Wherever the string "محمد" occurs in a line of these records, report that line.

────────────────────

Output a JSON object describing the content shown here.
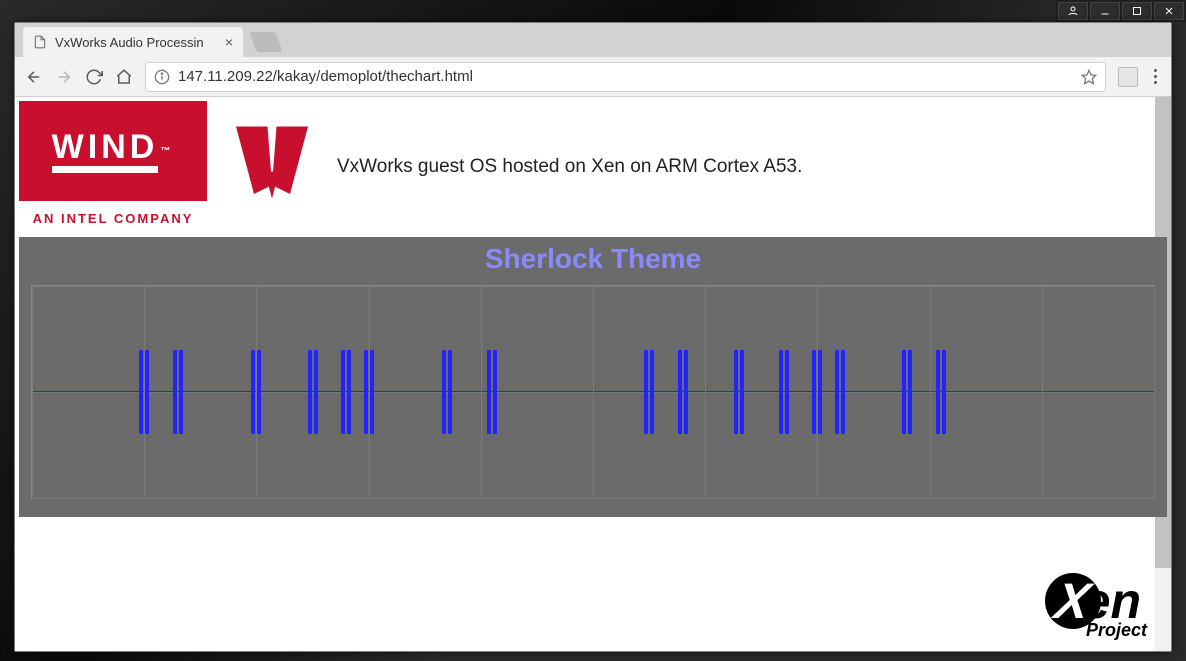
{
  "window": {
    "titlebar": {
      "user_icon": "user",
      "minimize": "minimize",
      "maximize": "maximize",
      "close": "close"
    }
  },
  "browser": {
    "tab": {
      "title": "VxWorks Audio Processin"
    },
    "nav": {
      "back": "back",
      "forward": "forward",
      "reload": "reload",
      "home": "home"
    },
    "address": {
      "url": "147.11.209.22/kakay/demoplot/thechart.html"
    },
    "menu": "menu"
  },
  "page": {
    "wind_logo": {
      "text": "WIND",
      "tm": "™",
      "subtitle": "AN INTEL COMPANY"
    },
    "header_text": "VxWorks guest OS hosted on Xen on ARM Cortex A53.",
    "xen_logo": {
      "x": "X",
      "en": "en",
      "project": "Project"
    }
  },
  "chart_data": {
    "type": "line",
    "title": "Sherlock Theme",
    "xlabel": "",
    "ylabel": "",
    "xlim": [
      0,
      100
    ],
    "ylim": [
      -1,
      1
    ],
    "grid": true,
    "baseline": 0,
    "spike_amplitude": 0.4,
    "spike_positions_pct": [
      10,
      13,
      20,
      25,
      28,
      30,
      37,
      41,
      55,
      58,
      63,
      67,
      70,
      72,
      78,
      81
    ],
    "grid_v_pct": [
      0,
      10,
      20,
      30,
      40,
      50,
      60,
      70,
      80,
      90,
      100
    ],
    "grid_h_pct": [
      0,
      50,
      100
    ]
  }
}
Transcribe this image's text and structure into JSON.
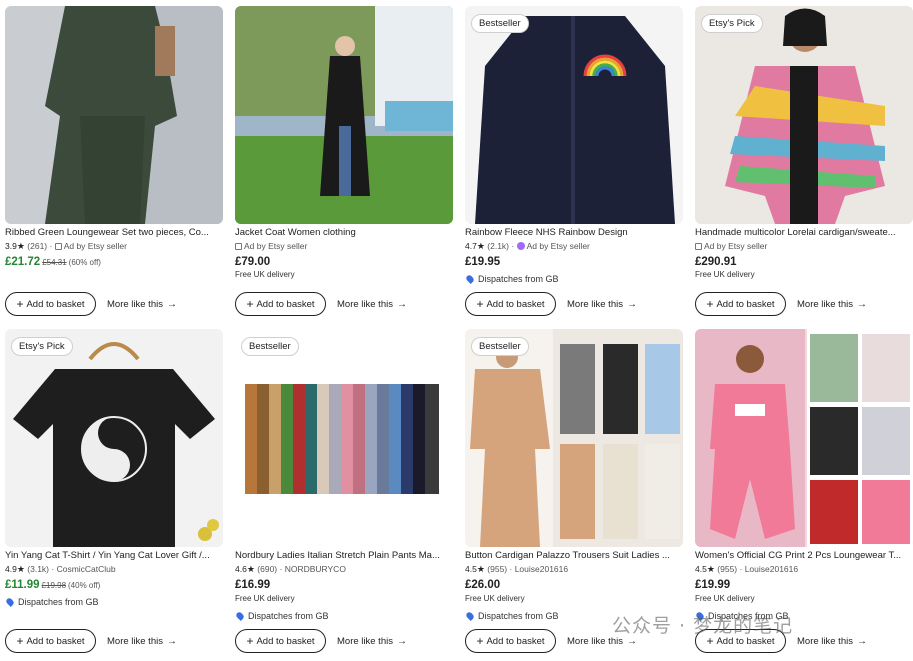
{
  "listings": [
    {
      "title": "Ribbed Green Loungewear Set two pieces, Co...",
      "rating": "3.9",
      "reviews": "(261)",
      "seller": "Ad by Etsy seller",
      "price": "£21.72",
      "original_price": "£54.31",
      "discount": "(60% off)",
      "sale": true,
      "badge": "",
      "delivery": "",
      "dispatch": "",
      "basket": "Add to basket",
      "more": "More like this"
    },
    {
      "title": "Jacket Coat Women clothing",
      "rating": "",
      "reviews": "",
      "seller": "Ad by Etsy seller",
      "price": "£79.00",
      "original_price": "",
      "discount": "",
      "sale": false,
      "badge": "",
      "delivery": "Free UK delivery",
      "dispatch": "",
      "basket": "Add to basket",
      "more": "More like this"
    },
    {
      "title": "Rainbow Fleece NHS Rainbow Design",
      "rating": "4.7",
      "reviews": "(2.1k)",
      "seller": "Ad by Etsy seller",
      "price": "£19.95",
      "original_price": "",
      "discount": "",
      "sale": false,
      "badge": "Bestseller",
      "delivery": "",
      "dispatch": "Dispatches from GB",
      "basket": "Add to basket",
      "more": "More like this"
    },
    {
      "title": "Handmade multicolor Lorelai cardigan/sweate...",
      "rating": "",
      "reviews": "",
      "seller": "Ad by Etsy seller",
      "price": "£290.91",
      "original_price": "",
      "discount": "",
      "sale": false,
      "badge": "Etsy's Pick",
      "delivery": "Free UK delivery",
      "dispatch": "",
      "basket": "Add to basket",
      "more": "More like this"
    },
    {
      "title": "Yin Yang Cat T-Shirt / Yin Yang Cat Lover Gift /...",
      "rating": "4.9",
      "reviews": "(3.1k)",
      "seller": "CosmicCatClub",
      "price": "£11.99",
      "original_price": "£19.98",
      "discount": "(40% off)",
      "sale": true,
      "badge": "Etsy's Pick",
      "delivery": "",
      "dispatch": "Dispatches from GB",
      "basket": "Add to basket",
      "more": "More like this"
    },
    {
      "title": "Nordbury Ladies Italian Stretch Plain Pants Ma...",
      "rating": "4.6",
      "reviews": "(690)",
      "seller": "NORDBURYCO",
      "price": "£16.99",
      "original_price": "",
      "discount": "",
      "sale": false,
      "badge": "Bestseller",
      "delivery": "Free UK delivery",
      "dispatch": "Dispatches from GB",
      "basket": "Add to basket",
      "more": "More like this"
    },
    {
      "title": "Button Cardigan Palazzo Trousers Suit Ladies ...",
      "rating": "4.5",
      "reviews": "(955)",
      "seller": "Louise201616",
      "price": "£26.00",
      "original_price": "",
      "discount": "",
      "sale": false,
      "badge": "Bestseller",
      "delivery": "Free UK delivery",
      "dispatch": "Dispatches from GB",
      "basket": "Add to basket",
      "more": "More like this"
    },
    {
      "title": "Women's Official CG Print 2 Pcs Loungewear T...",
      "rating": "4.5",
      "reviews": "(955)",
      "seller": "Louise201616",
      "price": "£19.99",
      "original_price": "",
      "discount": "",
      "sale": false,
      "badge": "",
      "delivery": "Free UK delivery",
      "dispatch": "Dispatches from GB",
      "basket": "Add to basket",
      "more": "More like this"
    }
  ],
  "watermark": "公众号 · 梦龙的笔记",
  "colors": {
    "sale_green": "#258635",
    "pin_blue": "#3a6de0",
    "text": "#222222"
  }
}
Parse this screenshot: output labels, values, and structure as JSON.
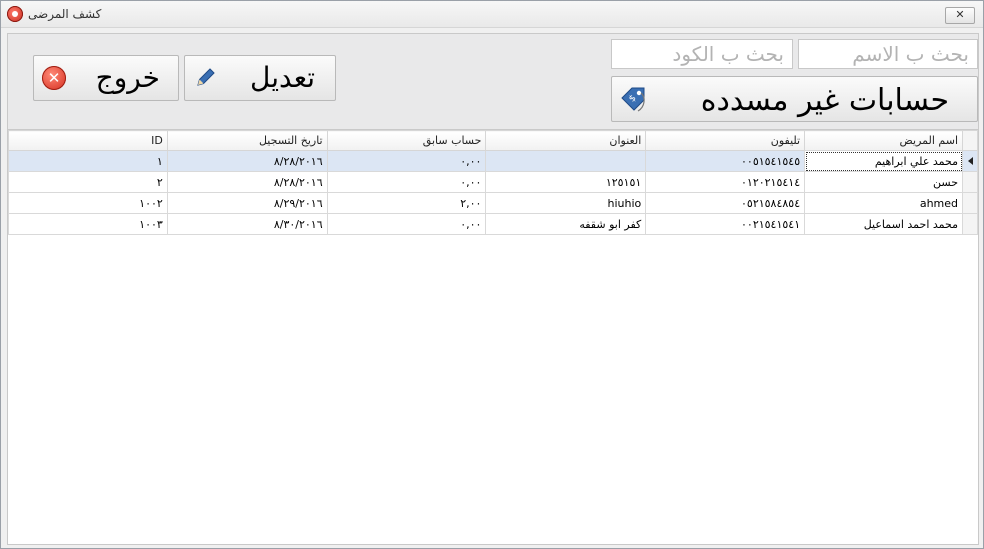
{
  "window": {
    "title": "كشف المرضى",
    "close_label": "✕"
  },
  "search": {
    "name_placeholder": "بحث ب الاسم",
    "code_placeholder": "بحث ب الكود"
  },
  "buttons": {
    "unpaid_label": "حسابات غير مسدده",
    "edit_label": "تعديل",
    "exit_label": "خروج",
    "exit_icon_glyph": "✕"
  },
  "table": {
    "columns": [
      "اسم المريض",
      "تليفون",
      "العنوان",
      "حساب سابق",
      "تاريخ التسجيل",
      "ID"
    ],
    "rows": [
      {
        "name": "محمد علي ابراهيم",
        "phone": "٠٠٥١٥٤١٥٤٥",
        "address": "",
        "balance": "٠,٠٠",
        "date": "٨/٢٨/٢٠١٦",
        "id": "١"
      },
      {
        "name": "حسن",
        "phone": "٠١٢٠٢١٥٤١٤",
        "address": "١٢٥١٥١",
        "balance": "٠,٠٠",
        "date": "٨/٢٨/٢٠١٦",
        "id": "٢"
      },
      {
        "name": "ahmed",
        "phone": "٠٥٢١٥٨٤٨٥٤",
        "address": "hiuhio",
        "balance": "٢,٠٠",
        "date": "٨/٢٩/٢٠١٦",
        "id": "١٠٠٢"
      },
      {
        "name": "محمد احمد اسماعيل",
        "phone": "٠٠٢١٥٤١٥٤١",
        "address": "كفر ابو شقفه",
        "balance": "٠,٠٠",
        "date": "٨/٣٠/٢٠١٦",
        "id": "١٠٠٣"
      }
    ]
  },
  "colors": {
    "selected_row": "#dce6f4",
    "exit_red": "#d42b1c",
    "icon_blue": "#3a6fb3"
  }
}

────────────────────

ANSWER TO THE TASK:
        "name": "محمد علي ابراهيم",
        "name": "محمد احمد اسماعيل",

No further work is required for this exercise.